The input
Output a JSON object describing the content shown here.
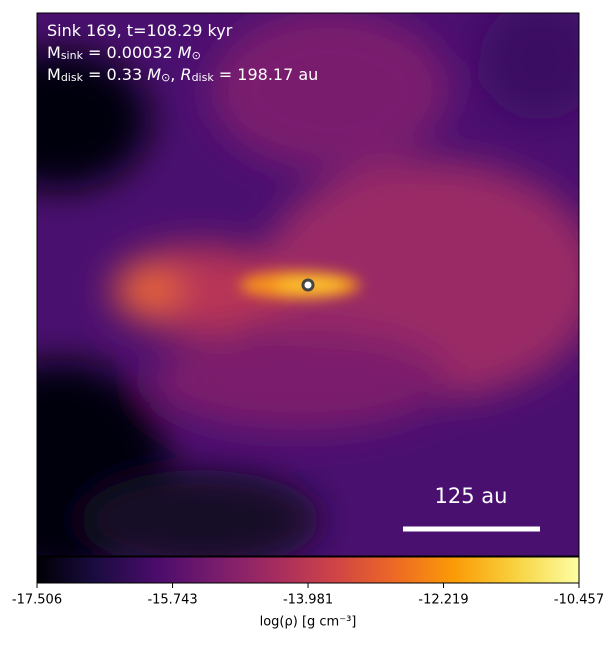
{
  "chart_data": {
    "type": "image",
    "annotations": [
      [
        {
          "text": "Sink 169, t=108.29 kyr"
        }
      ],
      [
        {
          "text": "M"
        },
        {
          "text": "sink",
          "sub": true
        },
        {
          "text": " = 0.00032 "
        },
        {
          "text": "M",
          "italic": true
        },
        {
          "text": "⊙",
          "sub": true
        }
      ],
      [
        {
          "text": "M"
        },
        {
          "text": "disk",
          "sub": true
        },
        {
          "text": " = 0.33 "
        },
        {
          "text": "M",
          "italic": true
        },
        {
          "text": "⊙",
          "sub": true
        },
        {
          "text": ", "
        },
        {
          "text": "R",
          "italic": true
        },
        {
          "text": "disk",
          "sub": true
        },
        {
          "text": " = 198.17 au"
        }
      ]
    ],
    "scale_bar_label": "125 au",
    "colorbar": {
      "label": "log(ρ) [g cm⁻³]",
      "lim": [
        -17.506,
        -10.457
      ],
      "ticks": [
        -17.506,
        -15.743,
        -13.981,
        -12.219,
        -10.457
      ]
    }
  }
}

Exercise
Pictures are not part of the copy; reproduce everything else in the records exactly.

Solution below
Output a JSON object describing the content shown here.
{
  "chart_data": {
    "type": "image",
    "annotations": [
      [
        {
          "text": "Sink 169, t=108.29 kyr"
        }
      ],
      [
        {
          "text": "M"
        },
        {
          "text": "sink",
          "sub": true
        },
        {
          "text": " = 0.00032 "
        },
        {
          "text": "M",
          "italic": true
        },
        {
          "text": "⊙",
          "sub": true
        }
      ],
      [
        {
          "text": "M"
        },
        {
          "text": "disk",
          "sub": true
        },
        {
          "text": " = 0.33 "
        },
        {
          "text": "M",
          "italic": true
        },
        {
          "text": "⊙",
          "sub": true
        },
        {
          "text": ", "
        },
        {
          "text": "R",
          "italic": true
        },
        {
          "text": "disk",
          "sub": true
        },
        {
          "text": " = 198.17 au"
        }
      ]
    ],
    "scale_bar_label": "125 au",
    "colorbar": {
      "label": "log(ρ) [g cm⁻³]",
      "lim": [
        -17.506,
        -10.457
      ],
      "ticks": [
        -17.506,
        -15.743,
        -13.981,
        -12.219,
        -10.457
      ]
    }
  }
}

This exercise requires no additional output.